In Superhero-Loving America, Tintin Has An Uphill Battle To Become The Next Batman

If the combined commercial and artistic might of Steven Spielberg, Peter Jackson, and a cast of thousands of the world’s greatest animators can’t propel the boy adventurer into the top tier of box office success, it’s hard to see the prospects for other non-genre comics.


Steven Spielberg’s animated feature The Adventures of Tintin
opened this week, closing out another year full of big-budget movies based on
comic books and graphic novels. Tintin joins properties like Captain America,
X-Men, Green Lantern, Cowboys and Aliens, and Thor in the seemingly endless cavalcade
of four-color characters to make it to the big screen. And 2011 was a
relatively light year. For next year, fans are bracing for Batman: The Dark Knight Rises and
The Avengersamong many

But Tintin is not like these other comic movie adaptations.
Despite its big budget and blockbuster pretentions, Tintin comes from a
separate branch of the comics family–those quaint Europeans who, unlike
Americans, have treated their graphic novels seriously for decades and consider
comics a mass medium, not a genre. Can this Old World take on transmedia
succeed in the U.S., or is it like asking Americans to put mayonnaise on their frites, when all they want is ketchup on their fries?

§ §

> _REQUIRED TASK 1_:
Please transcribe everything in the Tintin article from "If the combined" down to "comic movie adaptations.".
> _REQUIRED TASK 2_:
Answer these questions from the Tintin article, one per line:
(a) Whose animated feature is The Adventures of Tintin?
(b) Which year does the article call relatively light?
(c) According to the article, how do Europeans consider comics?

> _SOURCE MATERIAL_:
§ §

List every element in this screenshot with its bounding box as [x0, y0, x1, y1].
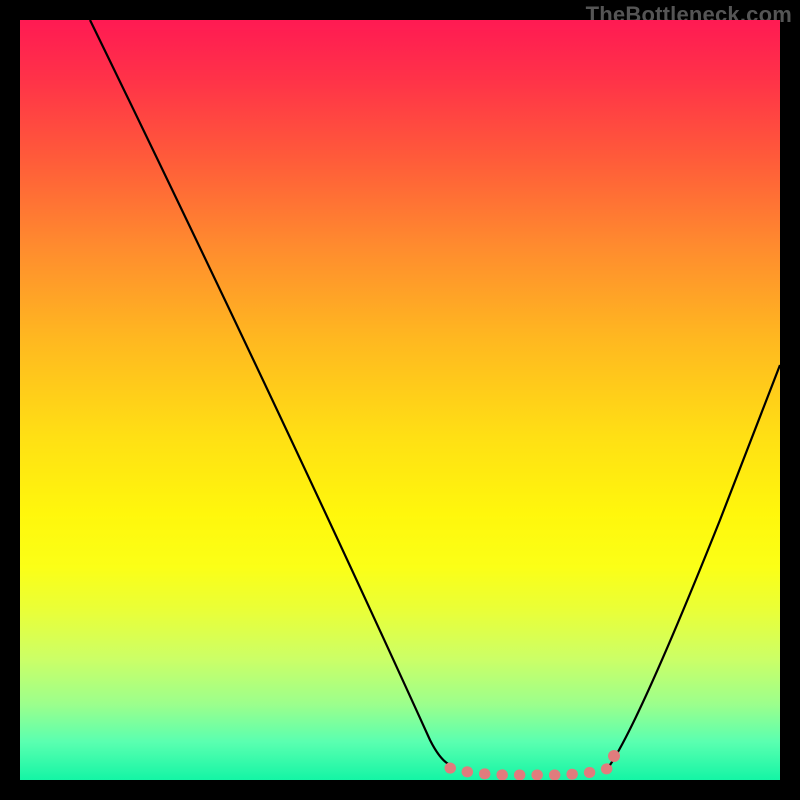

§ §

> _COMPLETE OUTPUT 1_:
If the combined commercial and artistic might of Steven Spielberg, Peter Jackson, and a cast of thousands of the world’s greatest animators can’t propel the boy adventurer into the top tier of box office success, it’s hard to see the prospects for other non-genre comics.


Steven Spielberg’s animated feature The Adventures of Tintin
opened this week, closing out another year full of big-budget movies based on
comic books and graphic novels. Tintin joins properties like Captain America,
X-Men, Green Lantern, Cowboys and Aliens, and Thor in the seemingly endless cavalcade
of four-color characters to make it to the big screen. And 2011 was a
relatively light year. For next year, fans are bracing for Batman: The Dark Knight Rises and
The Avengersamong many

But Tintin is not like these other comic movie adaptations.

> _COMPLETE OUTPUT 2_:
(a) Steven Spielberg's.
(b) 2011.
(c) As a mass medium, not a genre.